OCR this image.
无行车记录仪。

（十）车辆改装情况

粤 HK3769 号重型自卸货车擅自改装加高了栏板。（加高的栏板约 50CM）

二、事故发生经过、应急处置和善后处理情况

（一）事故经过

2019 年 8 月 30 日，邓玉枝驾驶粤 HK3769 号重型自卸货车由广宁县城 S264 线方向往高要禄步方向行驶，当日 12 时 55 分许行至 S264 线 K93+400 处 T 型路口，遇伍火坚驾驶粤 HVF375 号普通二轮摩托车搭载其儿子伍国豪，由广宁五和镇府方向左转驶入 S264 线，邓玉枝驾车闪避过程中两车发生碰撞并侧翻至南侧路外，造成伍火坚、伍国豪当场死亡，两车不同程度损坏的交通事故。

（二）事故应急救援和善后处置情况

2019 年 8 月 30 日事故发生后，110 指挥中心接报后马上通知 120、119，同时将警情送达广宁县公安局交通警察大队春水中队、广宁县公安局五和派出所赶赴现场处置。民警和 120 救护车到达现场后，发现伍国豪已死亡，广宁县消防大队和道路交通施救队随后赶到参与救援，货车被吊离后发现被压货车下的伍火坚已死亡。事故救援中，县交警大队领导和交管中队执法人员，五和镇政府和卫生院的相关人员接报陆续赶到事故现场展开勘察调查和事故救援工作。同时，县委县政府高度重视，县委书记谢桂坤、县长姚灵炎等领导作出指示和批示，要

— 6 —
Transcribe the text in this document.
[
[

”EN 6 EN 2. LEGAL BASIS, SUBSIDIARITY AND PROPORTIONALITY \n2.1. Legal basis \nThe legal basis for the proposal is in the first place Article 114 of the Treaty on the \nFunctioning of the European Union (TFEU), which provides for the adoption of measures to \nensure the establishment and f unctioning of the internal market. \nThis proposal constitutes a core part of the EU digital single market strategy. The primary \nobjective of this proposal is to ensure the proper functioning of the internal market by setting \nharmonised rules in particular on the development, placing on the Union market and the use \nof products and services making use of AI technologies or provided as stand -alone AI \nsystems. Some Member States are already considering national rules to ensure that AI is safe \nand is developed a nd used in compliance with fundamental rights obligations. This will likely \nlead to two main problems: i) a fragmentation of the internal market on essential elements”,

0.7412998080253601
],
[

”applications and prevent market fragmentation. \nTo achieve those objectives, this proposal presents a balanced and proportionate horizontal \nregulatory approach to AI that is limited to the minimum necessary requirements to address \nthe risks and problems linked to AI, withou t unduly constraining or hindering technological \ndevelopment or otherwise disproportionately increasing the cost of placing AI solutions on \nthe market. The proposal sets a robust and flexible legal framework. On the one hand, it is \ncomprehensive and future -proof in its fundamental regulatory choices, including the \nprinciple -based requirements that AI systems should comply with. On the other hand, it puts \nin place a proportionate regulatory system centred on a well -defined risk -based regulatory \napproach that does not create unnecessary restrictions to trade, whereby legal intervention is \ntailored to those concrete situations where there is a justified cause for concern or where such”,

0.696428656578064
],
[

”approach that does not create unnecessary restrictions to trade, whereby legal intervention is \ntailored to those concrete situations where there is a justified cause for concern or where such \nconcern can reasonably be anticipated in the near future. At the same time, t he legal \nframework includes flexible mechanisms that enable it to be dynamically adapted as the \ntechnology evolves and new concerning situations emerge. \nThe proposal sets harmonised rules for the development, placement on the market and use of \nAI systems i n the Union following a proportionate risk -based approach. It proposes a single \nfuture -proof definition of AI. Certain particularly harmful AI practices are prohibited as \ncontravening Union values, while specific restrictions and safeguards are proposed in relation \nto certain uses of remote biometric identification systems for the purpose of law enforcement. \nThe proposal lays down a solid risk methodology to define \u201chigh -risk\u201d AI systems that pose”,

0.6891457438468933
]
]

OBJECTIVE: Each record above should be repeated exactly as it appears.

OUTPUT:
OCR this image.
无行车记录仪。

（十）车辆改装情况

粤 HK3769 号重型自卸货车擅自改装加高了栏板。（加高的栏板约 50CM）

二、事故发生经过、应急处置和善后处理情况

（一）事故经过

2019 年 8 月 30 日，邓玉枝驾驶粤 HK3769 号重型自卸货车由广宁县城 S264 线方向往高要禄步方向行驶，当日 12 时 55 分许行至 S264 线 K93+400 处 T 型路口，遇伍火坚驾驶粤 HVF375 号普通二轮摩托车搭载其儿子伍国豪，由广宁五和镇府方向左转驶入 S264 线，邓玉枝驾车闪避过程中两车发生碰撞并侧翻至南侧路外，造成伍火坚、伍国豪当场死亡，两车不同程度损坏的交通事故。

（二）事故应急救援和善后处置情况

2019 年 8 月 30 日事故发生后，110 指挥中心接报后马上通知 120、119，同时将警情送达广宁县公安局交通警察大队春水中队、广宁县公安局五和派出所赶赴现场处置。民警和 120 救护车到达现场后，发现伍国豪已死亡，广宁县消防大队和道路交通施救队随后赶到参与救援，货车被吊离后发现被压货车下的伍火坚已死亡。事故救援中，县交警大队领导和交管中队执法人员，五和镇政府和卫生院的相关人员接报陆续赶到事故现场展开勘察调查和事故救援工作。同时，县委县政府高度重视，县委书记谢桂坤、县长姚灵炎等领导作出指示和批示，要

— 6 —
Transcribe the text in this document.
[
[

”EN 6 EN 2. LEGAL BASIS, SUBSIDIARITY AND PROPORTIONALITY \n2.1. Legal basis \nThe legal basis for the proposal is in the first place Article 114 of the Treaty on the \nFunctioning of the European Union (TFEU), which provides for the adoption of measures to \nensure the establishment and f unctioning of the internal market. \nThis proposal constitutes a core part of the EU digital single market strategy. The primary \nobjective of this proposal is to ensure the proper functioning of the internal market by setting \nharmonised rules in particular on the development, placing on the Union market and the use \nof products and services making use of AI technologies or provided as stand -alone AI \nsystems. Some Member States are already considering national rules to ensure that AI is safe \nand is developed a nd used in compliance with fundamental rights obligations. This will likely \nlead to two main problems: i) a fragmentation of the internal market on essential elements”,

0.7412998080253601
],
[

”applications and prevent market fragmentation. \nTo achieve those objectives, this proposal presents a balanced and proportionate horizontal \nregulatory approach to AI that is limited to the minimum necessary requirements to address \nthe risks and problems linked to AI, withou t unduly constraining or hindering technological \ndevelopment or otherwise disproportionately increasing the cost of placing AI solutions on \nthe market. The proposal sets a robust and flexible legal framework. On the one hand, it is \ncomprehensive and future -proof in its fundamental regulatory choices, including the \nprinciple -based requirements that AI systems should comply with. On the other hand, it puts \nin place a proportionate regulatory system centred on a well -defined risk -based regulatory \napproach that does not create unnecessary restrictions to trade, whereby legal intervention is \ntailored to those concrete situations where there is a justified cause for concern or where such”,

0.696428656578064
],
[

”approach that does not create unnecessary restrictions to trade, whereby legal intervention is \ntailored to those concrete situations where there is a justified cause for concern or where such \nconcern can reasonably be anticipated in the near future. At the same time, t he legal \nframework includes flexible mechanisms that enable it to be dynamically adapted as the \ntechnology evolves and new concerning situations emerge. \nThe proposal sets harmonised rules for the development, placement on the market and use of \nAI systems i n the Union following a proportionate risk -based approach. It proposes a single \nfuture -proof definition of AI. Certain particularly harmful AI practices are prohibited as \ncontravening Union values, while specific restrictions and safeguards are proposed in relation \nto certain uses of remote biometric identification systems for the purpose of law enforcement. \nThe proposal lays down a solid risk methodology to define \u201chigh -risk\u201d AI systems that pose”,

0.6891457438468933
]
]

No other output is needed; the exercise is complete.